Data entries
+---+
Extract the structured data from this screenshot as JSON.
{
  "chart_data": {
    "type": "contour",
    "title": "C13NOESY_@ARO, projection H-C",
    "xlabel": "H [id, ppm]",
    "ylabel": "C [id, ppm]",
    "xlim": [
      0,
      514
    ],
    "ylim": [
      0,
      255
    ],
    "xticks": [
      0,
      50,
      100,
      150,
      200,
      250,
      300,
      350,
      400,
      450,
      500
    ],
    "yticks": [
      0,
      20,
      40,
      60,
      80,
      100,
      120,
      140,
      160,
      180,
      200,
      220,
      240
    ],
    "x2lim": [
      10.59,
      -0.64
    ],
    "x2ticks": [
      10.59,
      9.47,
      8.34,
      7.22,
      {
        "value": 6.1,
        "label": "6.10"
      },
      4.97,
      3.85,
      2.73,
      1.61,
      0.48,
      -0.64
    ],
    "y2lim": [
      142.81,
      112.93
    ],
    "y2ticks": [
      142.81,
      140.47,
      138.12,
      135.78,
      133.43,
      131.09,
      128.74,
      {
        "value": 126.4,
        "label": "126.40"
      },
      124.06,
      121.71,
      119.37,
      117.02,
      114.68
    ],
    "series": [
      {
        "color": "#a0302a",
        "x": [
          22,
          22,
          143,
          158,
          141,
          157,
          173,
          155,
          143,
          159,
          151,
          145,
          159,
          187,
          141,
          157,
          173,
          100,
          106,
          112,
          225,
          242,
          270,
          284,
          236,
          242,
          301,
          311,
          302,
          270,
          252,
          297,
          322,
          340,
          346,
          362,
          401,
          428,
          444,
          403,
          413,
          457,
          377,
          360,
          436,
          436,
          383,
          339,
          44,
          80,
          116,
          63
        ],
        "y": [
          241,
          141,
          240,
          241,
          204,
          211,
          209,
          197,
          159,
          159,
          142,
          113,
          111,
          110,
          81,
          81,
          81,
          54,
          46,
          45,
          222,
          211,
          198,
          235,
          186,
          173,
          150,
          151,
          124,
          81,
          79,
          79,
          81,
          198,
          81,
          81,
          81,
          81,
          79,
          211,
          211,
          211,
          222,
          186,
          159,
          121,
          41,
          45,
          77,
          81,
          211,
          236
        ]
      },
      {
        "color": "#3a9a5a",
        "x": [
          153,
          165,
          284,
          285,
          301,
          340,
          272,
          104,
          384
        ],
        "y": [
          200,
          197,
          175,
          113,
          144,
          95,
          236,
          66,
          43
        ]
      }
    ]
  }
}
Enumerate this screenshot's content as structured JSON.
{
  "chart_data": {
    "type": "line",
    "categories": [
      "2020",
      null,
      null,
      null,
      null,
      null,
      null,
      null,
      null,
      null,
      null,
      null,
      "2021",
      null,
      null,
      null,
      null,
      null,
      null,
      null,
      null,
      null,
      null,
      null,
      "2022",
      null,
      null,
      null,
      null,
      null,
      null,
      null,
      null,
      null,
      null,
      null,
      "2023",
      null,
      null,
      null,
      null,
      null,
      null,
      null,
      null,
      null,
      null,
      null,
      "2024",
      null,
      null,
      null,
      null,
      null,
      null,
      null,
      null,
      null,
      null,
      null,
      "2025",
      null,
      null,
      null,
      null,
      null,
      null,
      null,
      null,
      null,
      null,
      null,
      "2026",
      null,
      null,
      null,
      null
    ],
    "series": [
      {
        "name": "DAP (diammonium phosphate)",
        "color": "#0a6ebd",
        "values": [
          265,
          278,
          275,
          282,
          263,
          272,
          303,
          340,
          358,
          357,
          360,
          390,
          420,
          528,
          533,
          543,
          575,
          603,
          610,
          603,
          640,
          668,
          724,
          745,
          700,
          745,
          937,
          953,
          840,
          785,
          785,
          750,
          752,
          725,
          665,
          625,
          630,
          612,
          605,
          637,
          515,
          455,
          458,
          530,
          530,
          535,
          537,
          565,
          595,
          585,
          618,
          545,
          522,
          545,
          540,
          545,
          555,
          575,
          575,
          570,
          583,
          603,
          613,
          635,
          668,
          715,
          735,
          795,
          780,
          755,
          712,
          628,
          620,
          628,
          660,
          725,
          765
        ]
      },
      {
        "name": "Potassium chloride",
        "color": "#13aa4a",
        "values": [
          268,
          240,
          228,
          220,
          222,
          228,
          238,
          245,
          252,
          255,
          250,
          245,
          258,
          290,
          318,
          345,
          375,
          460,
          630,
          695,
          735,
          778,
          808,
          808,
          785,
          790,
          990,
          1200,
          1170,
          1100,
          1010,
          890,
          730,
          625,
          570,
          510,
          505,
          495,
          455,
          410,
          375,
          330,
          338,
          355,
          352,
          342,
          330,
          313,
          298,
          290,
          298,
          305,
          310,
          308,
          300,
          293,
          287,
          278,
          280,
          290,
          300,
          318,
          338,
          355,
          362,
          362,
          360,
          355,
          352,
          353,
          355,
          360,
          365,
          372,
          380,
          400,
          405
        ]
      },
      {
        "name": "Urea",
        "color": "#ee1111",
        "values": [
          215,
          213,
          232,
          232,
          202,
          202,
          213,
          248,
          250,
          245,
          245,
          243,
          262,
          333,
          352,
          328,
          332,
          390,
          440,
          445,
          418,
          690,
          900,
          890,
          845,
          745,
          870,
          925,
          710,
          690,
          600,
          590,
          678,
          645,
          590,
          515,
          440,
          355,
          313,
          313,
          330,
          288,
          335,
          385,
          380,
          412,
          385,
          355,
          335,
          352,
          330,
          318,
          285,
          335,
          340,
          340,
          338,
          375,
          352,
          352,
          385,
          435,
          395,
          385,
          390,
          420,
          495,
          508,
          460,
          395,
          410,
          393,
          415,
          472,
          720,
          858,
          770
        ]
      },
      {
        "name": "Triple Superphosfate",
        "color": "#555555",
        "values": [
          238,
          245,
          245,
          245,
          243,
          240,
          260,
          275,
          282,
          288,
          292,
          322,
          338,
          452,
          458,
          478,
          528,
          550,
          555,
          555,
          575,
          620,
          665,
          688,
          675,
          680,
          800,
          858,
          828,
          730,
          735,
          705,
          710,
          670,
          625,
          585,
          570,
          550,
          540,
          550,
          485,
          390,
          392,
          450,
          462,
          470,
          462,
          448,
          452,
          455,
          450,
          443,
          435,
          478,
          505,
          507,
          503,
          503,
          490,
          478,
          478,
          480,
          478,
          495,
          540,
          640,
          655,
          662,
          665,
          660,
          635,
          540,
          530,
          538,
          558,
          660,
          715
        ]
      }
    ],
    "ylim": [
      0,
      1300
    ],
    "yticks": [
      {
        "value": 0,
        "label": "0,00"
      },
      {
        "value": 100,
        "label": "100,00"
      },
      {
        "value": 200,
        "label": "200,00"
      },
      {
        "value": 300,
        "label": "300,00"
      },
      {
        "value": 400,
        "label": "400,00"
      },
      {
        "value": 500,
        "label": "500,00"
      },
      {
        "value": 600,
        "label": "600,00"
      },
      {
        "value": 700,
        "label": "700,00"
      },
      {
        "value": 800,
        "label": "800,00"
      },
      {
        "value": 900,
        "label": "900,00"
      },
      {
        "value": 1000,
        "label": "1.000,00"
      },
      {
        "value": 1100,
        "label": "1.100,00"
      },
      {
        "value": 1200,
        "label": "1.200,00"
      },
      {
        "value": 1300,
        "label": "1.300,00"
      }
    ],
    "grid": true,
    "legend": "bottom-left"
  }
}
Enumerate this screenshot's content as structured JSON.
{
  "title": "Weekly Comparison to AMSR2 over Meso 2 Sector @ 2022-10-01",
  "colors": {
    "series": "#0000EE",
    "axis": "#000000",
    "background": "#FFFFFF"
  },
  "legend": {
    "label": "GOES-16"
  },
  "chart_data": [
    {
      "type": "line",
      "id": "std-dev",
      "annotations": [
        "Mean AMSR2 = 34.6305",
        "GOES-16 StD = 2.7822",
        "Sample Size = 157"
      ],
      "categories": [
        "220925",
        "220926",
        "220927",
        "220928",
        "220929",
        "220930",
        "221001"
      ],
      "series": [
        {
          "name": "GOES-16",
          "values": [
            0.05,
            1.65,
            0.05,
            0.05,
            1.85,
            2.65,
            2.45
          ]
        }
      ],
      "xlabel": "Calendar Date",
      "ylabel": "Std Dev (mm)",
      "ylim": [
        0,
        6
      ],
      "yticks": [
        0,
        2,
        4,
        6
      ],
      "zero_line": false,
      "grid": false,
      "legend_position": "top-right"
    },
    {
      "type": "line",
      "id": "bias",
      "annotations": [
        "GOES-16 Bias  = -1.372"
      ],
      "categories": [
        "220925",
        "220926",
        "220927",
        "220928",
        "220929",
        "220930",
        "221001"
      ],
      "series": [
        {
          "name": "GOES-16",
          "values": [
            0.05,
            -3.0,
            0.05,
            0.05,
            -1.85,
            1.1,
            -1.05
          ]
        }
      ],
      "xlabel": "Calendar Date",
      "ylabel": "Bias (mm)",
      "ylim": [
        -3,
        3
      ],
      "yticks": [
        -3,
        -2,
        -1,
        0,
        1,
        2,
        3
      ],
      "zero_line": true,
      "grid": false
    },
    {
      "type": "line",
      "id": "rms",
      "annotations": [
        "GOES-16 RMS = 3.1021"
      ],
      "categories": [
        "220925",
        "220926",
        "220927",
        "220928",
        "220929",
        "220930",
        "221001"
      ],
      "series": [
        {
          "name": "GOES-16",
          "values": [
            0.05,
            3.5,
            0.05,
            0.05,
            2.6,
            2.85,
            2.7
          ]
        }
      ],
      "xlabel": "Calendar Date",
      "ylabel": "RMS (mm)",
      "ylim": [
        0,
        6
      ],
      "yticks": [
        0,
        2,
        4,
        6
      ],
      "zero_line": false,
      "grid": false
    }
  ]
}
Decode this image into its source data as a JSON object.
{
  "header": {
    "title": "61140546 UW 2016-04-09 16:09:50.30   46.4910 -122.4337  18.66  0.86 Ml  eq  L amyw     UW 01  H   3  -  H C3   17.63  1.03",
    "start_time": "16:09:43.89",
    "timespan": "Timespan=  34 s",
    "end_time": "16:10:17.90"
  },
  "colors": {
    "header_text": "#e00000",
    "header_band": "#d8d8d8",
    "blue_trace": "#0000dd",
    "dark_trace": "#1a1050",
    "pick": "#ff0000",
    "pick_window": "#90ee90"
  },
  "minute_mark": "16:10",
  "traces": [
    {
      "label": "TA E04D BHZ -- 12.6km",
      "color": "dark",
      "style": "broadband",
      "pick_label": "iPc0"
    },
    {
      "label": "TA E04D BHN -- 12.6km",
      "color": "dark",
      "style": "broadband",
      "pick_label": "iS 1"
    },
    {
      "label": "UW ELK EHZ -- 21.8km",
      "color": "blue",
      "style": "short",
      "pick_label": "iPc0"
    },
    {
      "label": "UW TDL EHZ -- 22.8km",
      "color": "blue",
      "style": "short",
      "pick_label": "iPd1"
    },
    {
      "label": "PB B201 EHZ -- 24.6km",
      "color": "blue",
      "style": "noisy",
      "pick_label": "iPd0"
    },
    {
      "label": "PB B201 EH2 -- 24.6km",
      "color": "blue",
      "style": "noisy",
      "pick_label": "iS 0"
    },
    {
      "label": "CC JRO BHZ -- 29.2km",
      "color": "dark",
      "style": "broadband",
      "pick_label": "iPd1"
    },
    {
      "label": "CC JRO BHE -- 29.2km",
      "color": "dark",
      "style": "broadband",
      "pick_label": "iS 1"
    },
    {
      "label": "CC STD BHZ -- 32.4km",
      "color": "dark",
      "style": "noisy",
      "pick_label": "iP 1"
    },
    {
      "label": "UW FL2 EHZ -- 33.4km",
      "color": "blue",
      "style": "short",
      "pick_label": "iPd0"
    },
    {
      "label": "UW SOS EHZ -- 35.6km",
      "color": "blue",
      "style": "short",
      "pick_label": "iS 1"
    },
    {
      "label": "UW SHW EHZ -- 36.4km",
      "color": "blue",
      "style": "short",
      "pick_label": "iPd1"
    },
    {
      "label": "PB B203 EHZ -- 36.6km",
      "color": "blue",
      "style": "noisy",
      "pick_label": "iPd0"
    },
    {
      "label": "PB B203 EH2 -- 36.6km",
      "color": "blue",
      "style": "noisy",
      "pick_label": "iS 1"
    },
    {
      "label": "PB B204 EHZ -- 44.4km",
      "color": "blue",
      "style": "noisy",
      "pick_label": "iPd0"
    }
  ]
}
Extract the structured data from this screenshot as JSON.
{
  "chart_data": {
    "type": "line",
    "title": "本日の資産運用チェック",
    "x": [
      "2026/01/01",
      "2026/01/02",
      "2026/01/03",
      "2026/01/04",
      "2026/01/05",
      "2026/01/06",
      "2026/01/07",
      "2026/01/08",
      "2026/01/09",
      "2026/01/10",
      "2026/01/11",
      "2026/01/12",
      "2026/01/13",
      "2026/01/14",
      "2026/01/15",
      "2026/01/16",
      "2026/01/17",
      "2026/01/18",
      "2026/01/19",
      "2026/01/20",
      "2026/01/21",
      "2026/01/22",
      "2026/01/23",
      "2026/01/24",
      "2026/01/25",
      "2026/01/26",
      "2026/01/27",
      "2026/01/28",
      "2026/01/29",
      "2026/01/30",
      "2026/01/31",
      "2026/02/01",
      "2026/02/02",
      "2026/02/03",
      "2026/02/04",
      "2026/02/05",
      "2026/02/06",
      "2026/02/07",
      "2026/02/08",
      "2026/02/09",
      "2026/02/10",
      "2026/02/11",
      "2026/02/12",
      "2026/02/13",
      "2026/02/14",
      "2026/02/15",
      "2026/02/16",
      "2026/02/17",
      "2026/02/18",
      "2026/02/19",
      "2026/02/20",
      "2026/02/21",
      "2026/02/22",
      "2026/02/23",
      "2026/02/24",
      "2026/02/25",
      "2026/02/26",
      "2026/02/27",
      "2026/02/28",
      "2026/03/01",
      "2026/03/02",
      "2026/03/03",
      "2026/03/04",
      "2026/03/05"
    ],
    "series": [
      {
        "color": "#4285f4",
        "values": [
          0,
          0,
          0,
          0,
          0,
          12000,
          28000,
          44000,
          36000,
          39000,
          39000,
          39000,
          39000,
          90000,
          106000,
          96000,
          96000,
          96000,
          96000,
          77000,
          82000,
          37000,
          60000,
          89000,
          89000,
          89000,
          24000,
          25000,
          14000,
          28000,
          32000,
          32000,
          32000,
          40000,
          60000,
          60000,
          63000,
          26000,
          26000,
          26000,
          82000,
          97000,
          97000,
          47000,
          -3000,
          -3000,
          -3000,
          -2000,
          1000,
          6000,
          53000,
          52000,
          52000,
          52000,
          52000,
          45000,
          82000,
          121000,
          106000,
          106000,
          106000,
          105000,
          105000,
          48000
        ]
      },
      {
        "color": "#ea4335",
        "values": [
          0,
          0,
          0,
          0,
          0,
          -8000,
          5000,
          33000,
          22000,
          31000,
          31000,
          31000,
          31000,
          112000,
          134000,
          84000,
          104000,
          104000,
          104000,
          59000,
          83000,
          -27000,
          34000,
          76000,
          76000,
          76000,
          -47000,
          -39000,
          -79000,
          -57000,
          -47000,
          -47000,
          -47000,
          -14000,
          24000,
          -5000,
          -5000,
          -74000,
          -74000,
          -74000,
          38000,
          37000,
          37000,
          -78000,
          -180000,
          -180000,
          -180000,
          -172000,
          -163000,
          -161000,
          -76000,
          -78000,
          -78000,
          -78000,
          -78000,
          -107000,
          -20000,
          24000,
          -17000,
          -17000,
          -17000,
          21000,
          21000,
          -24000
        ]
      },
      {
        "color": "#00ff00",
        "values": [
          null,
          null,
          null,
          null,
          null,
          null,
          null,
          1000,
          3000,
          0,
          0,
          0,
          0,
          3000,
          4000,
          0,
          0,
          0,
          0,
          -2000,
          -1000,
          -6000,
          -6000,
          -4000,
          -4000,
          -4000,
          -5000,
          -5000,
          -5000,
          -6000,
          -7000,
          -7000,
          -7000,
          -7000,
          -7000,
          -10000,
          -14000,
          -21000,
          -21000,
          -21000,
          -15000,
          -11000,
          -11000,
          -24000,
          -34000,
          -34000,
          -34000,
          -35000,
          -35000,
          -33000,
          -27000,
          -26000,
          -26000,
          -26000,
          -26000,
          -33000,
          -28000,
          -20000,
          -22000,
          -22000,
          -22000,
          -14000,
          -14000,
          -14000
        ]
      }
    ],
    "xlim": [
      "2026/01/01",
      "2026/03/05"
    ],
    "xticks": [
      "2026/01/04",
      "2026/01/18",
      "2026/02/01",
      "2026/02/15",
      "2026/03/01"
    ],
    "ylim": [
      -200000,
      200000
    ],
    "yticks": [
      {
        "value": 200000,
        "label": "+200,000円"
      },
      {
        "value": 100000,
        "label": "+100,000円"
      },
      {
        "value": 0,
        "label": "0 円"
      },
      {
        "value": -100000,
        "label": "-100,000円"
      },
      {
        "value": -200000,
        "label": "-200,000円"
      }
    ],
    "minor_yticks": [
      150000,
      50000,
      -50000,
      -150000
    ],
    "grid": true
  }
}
+---+
(WHAT NEEDS TO BE DONE):
Copy whichever lines in the listing above contain the word "title".

(OUTPUT OF THE TASK):
    "title": "C13NOESY_@ARO, projection H-C",
  "title": "Weekly Comparison to AMSR2 over Meso 2 Sector @ 2022-10-01",
    "title": "61140546 UW 2016-04-09 16:09:50.30   46.4910 -122.4337  18.66  0.86 Ml  eq  L amyw     UW 01  H   3  -  H C3   17.63  1.03",
    "title": "本日の資産運用チェック",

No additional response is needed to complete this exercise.